> _Written problem_:
Nothing may be dropped or altered: reproduce all the data.

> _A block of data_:
____

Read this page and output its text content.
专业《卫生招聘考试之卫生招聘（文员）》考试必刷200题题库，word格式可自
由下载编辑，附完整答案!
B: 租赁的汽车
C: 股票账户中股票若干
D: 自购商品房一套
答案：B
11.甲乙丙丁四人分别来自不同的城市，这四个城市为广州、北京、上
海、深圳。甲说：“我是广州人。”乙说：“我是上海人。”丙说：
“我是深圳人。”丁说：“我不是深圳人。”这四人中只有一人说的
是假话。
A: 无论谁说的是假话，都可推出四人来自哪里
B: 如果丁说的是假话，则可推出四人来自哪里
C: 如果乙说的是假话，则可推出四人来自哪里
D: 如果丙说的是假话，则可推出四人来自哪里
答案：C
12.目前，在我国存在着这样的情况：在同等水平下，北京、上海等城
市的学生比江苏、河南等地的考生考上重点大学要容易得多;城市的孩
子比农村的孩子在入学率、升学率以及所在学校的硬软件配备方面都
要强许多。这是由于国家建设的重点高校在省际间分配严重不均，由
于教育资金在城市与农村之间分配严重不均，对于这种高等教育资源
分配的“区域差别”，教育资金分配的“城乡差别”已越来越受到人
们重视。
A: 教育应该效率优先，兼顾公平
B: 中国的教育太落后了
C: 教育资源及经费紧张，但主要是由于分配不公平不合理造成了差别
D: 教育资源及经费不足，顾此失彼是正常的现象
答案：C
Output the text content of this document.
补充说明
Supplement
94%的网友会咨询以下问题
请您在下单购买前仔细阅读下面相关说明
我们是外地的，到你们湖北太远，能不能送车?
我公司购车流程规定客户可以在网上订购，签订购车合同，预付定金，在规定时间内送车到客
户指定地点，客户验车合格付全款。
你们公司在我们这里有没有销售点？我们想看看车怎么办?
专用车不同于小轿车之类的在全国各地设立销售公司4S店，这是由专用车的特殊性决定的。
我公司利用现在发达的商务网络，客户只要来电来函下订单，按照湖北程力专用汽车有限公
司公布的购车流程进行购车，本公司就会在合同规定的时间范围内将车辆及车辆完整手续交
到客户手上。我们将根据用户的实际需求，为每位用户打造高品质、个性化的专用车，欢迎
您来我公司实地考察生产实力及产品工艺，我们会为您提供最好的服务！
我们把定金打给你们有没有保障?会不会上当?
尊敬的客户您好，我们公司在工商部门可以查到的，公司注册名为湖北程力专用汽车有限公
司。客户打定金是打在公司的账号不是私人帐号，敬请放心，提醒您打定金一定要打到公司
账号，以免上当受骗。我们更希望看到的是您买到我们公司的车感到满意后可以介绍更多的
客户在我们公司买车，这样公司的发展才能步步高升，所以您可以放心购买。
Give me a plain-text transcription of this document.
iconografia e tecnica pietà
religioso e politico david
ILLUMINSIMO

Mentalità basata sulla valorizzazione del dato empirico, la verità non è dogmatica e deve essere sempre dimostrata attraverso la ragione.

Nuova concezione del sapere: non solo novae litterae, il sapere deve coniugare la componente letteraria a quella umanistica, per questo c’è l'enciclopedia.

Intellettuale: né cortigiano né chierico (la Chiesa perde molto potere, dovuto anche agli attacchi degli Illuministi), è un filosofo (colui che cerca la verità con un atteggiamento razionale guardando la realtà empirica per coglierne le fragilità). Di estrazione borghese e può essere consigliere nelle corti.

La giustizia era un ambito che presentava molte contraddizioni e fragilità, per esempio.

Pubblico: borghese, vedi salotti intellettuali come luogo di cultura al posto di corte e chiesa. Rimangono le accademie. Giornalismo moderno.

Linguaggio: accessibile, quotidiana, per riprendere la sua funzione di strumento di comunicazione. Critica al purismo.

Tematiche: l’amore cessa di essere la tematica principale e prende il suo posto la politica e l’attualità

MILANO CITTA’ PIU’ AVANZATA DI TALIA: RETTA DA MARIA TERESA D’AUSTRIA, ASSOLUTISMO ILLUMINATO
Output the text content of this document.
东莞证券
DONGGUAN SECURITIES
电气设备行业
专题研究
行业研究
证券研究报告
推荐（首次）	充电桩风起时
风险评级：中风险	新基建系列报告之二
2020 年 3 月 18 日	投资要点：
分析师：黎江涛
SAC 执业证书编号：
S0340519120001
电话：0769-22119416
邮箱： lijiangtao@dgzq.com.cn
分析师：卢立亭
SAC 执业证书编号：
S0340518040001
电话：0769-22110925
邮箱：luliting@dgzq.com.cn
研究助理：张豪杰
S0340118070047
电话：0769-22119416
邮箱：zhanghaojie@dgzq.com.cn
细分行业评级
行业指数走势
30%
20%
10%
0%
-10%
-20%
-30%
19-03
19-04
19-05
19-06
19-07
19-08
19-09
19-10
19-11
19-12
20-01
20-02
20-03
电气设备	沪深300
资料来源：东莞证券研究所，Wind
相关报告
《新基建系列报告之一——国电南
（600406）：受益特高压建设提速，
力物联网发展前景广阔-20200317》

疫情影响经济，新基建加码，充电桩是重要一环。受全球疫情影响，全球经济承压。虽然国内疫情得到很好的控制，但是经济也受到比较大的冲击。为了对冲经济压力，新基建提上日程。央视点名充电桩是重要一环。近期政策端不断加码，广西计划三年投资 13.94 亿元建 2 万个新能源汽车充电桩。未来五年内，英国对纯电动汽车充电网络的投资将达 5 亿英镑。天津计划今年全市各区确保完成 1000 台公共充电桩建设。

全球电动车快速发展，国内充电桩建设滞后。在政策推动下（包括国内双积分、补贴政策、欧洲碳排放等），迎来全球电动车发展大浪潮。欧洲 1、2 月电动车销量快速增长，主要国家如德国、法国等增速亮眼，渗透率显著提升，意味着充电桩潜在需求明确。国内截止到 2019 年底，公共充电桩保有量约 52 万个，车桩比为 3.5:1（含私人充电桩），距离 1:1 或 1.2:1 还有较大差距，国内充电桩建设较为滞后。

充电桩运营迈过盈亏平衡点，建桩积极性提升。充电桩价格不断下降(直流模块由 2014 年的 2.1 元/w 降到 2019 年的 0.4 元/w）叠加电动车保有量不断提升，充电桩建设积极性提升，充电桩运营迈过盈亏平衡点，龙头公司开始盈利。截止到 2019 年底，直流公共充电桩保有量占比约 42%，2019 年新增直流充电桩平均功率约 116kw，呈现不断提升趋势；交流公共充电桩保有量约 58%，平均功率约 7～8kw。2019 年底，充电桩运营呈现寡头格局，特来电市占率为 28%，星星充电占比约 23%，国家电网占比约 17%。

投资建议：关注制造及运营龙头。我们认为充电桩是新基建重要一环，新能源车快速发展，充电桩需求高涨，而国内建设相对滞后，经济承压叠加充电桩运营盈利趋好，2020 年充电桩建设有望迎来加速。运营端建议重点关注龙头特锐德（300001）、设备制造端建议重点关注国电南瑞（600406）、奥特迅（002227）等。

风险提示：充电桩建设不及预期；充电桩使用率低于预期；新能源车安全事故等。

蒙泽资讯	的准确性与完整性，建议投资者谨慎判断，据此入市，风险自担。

____

> _Reply to the task_:
Read this page and output its text content.
专业《卫生招聘考试之卫生招聘（文员）》考试必刷200题题库，word格式可自
由下载编辑，附完整答案!
B: 租赁的汽车
C: 股票账户中股票若干
D: 自购商品房一套
答案：B
11.甲乙丙丁四人分别来自不同的城市，这四个城市为广州、北京、上
海、深圳。甲说：“我是广州人。”乙说：“我是上海人。”丙说：
“我是深圳人。”丁说：“我不是深圳人。”这四人中只有一人说的
是假话。
A: 无论谁说的是假话，都可推出四人来自哪里
B: 如果丁说的是假话，则可推出四人来自哪里
C: 如果乙说的是假话，则可推出四人来自哪里
D: 如果丙说的是假话，则可推出四人来自哪里
答案：C
12.目前，在我国存在着这样的情况：在同等水平下，北京、上海等城
市的学生比江苏、河南等地的考生考上重点大学要容易得多;城市的孩
子比农村的孩子在入学率、升学率以及所在学校的硬软件配备方面都
要强许多。这是由于国家建设的重点高校在省际间分配严重不均，由
于教育资金在城市与农村之间分配严重不均，对于这种高等教育资源
分配的“区域差别”，教育资金分配的“城乡差别”已越来越受到人
们重视。
A: 教育应该效率优先，兼顾公平
B: 中国的教育太落后了
C: 教育资源及经费紧张，但主要是由于分配不公平不合理造成了差别
D: 教育资源及经费不足，顾此失彼是正常的现象
答案：C
Output the text content of this document.
补充说明
Supplement
94%的网友会咨询以下问题
请您在下单购买前仔细阅读下面相关说明
我们是外地的，到你们湖北太远，能不能送车?
我公司购车流程规定客户可以在网上订购，签订购车合同，预付定金，在规定时间内送车到客
户指定地点，客户验车合格付全款。
你们公司在我们这里有没有销售点？我们想看看车怎么办?
专用车不同于小轿车之类的在全国各地设立销售公司4S店，这是由专用车的特殊性决定的。
我公司利用现在发达的商务网络，客户只要来电来函下订单，按照湖北程力专用汽车有限公
司公布的购车流程进行购车，本公司就会在合同规定的时间范围内将车辆及车辆完整手续交
到客户手上。我们将根据用户的实际需求，为每位用户打造高品质、个性化的专用车，欢迎
您来我公司实地考察生产实力及产品工艺，我们会为您提供最好的服务！
我们把定金打给你们有没有保障?会不会上当?
尊敬的客户您好，我们公司在工商部门可以查到的，公司注册名为湖北程力专用汽车有限公
司。客户打定金是打在公司的账号不是私人帐号，敬请放心，提醒您打定金一定要打到公司
账号，以免上当受骗。我们更希望看到的是您买到我们公司的车感到满意后可以介绍更多的
客户在我们公司买车，这样公司的发展才能步步高升，所以您可以放心购买。
Give me a plain-text transcription of this document.
iconografia e tecnica pietà
religioso e politico david
ILLUMINSIMO

Mentalità basata sulla valorizzazione del dato empirico, la verità non è dogmatica e deve essere sempre dimostrata attraverso la ragione.

Nuova concezione del sapere: non solo novae litterae, il sapere deve coniugare la componente letteraria a quella umanistica, per questo c’è l'enciclopedia.

Intellettuale: né cortigiano né chierico (la Chiesa perde molto potere, dovuto anche agli attacchi degli Illuministi), è un filosofo (colui che cerca la verità con un atteggiamento razionale guardando la realtà empirica per coglierne le fragilità). Di estrazione borghese e può essere consigliere nelle corti.

La giustizia era un ambito che presentava molte contraddizioni e fragilità, per esempio.

Pubblico: borghese, vedi salotti intellettuali come luogo di cultura al posto di corte e chiesa. Rimangono le accademie. Giornalismo moderno.

Linguaggio: accessibile, quotidiana, per riprendere la sua funzione di strumento di comunicazione. Critica al purismo.

Tematiche: l’amore cessa di essere la tematica principale e prende il suo posto la politica e l’attualità

MILANO CITTA’ PIU’ AVANZATA DI TALIA: RETTA DA MARIA TERESA D’AUSTRIA, ASSOLUTISMO ILLUMINATO
Output the text content of this document.
东莞证券
DONGGUAN SECURITIES
电气设备行业
专题研究
行业研究
证券研究报告
推荐（首次）	充电桩风起时
风险评级：中风险	新基建系列报告之二
2020 年 3 月 18 日	投资要点：
分析师：黎江涛
SAC 执业证书编号：
S0340519120001
电话：0769-22119416
邮箱： lijiangtao@dgzq.com.cn
分析师：卢立亭
SAC 执业证书编号：
S0340518040001
电话：0769-22110925
邮箱：luliting@dgzq.com.cn
研究助理：张豪杰
S0340118070047
电话：0769-22119416
邮箱：zhanghaojie@dgzq.com.cn
细分行业评级
行业指数走势
30%
20%
10%
0%
-10%
-20%
-30%
19-03
19-04
19-05
19-06
19-07
19-08
19-09
19-10
19-11
19-12
20-01
20-02
20-03
电气设备	沪深300
资料来源：东莞证券研究所，Wind
相关报告
《新基建系列报告之一——国电南
（600406）：受益特高压建设提速，
力物联网发展前景广阔-20200317》

疫情影响经济，新基建加码，充电桩是重要一环。受全球疫情影响，全球经济承压。虽然国内疫情得到很好的控制，但是经济也受到比较大的冲击。为了对冲经济压力，新基建提上日程。央视点名充电桩是重要一环。近期政策端不断加码，广西计划三年投资 13.94 亿元建 2 万个新能源汽车充电桩。未来五年内，英国对纯电动汽车充电网络的投资将达 5 亿英镑。天津计划今年全市各区确保完成 1000 台公共充电桩建设。

全球电动车快速发展，国内充电桩建设滞后。在政策推动下（包括国内双积分、补贴政策、欧洲碳排放等），迎来全球电动车发展大浪潮。欧洲 1、2 月电动车销量快速增长，主要国家如德国、法国等增速亮眼，渗透率显著提升，意味着充电桩潜在需求明确。国内截止到 2019 年底，公共充电桩保有量约 52 万个，车桩比为 3.5:1（含私人充电桩），距离 1:1 或 1.2:1 还有较大差距，国内充电桩建设较为滞后。

充电桩运营迈过盈亏平衡点，建桩积极性提升。充电桩价格不断下降(直流模块由 2014 年的 2.1 元/w 降到 2019 年的 0.4 元/w）叠加电动车保有量不断提升，充电桩建设积极性提升，充电桩运营迈过盈亏平衡点，龙头公司开始盈利。截止到 2019 年底，直流公共充电桩保有量占比约 42%，2019 年新增直流充电桩平均功率约 116kw，呈现不断提升趋势；交流公共充电桩保有量约 58%，平均功率约 7～8kw。2019 年底，充电桩运营呈现寡头格局，特来电市占率为 28%，星星充电占比约 23%，国家电网占比约 17%。

投资建议：关注制造及运营龙头。我们认为充电桩是新基建重要一环，新能源车快速发展，充电桩需求高涨，而国内建设相对滞后，经济承压叠加充电桩运营盈利趋好，2020 年充电桩建设有望迎来加速。运营端建议重点关注龙头特锐德（300001）、设备制造端建议重点关注国电南瑞（600406）、奥特迅（002227）等。

风险提示：充电桩建设不及预期；充电桩使用率低于预期；新能源车安全事故等。

蒙泽资讯	的准确性与完整性，建议投资者谨慎判断，据此入市，风险自担。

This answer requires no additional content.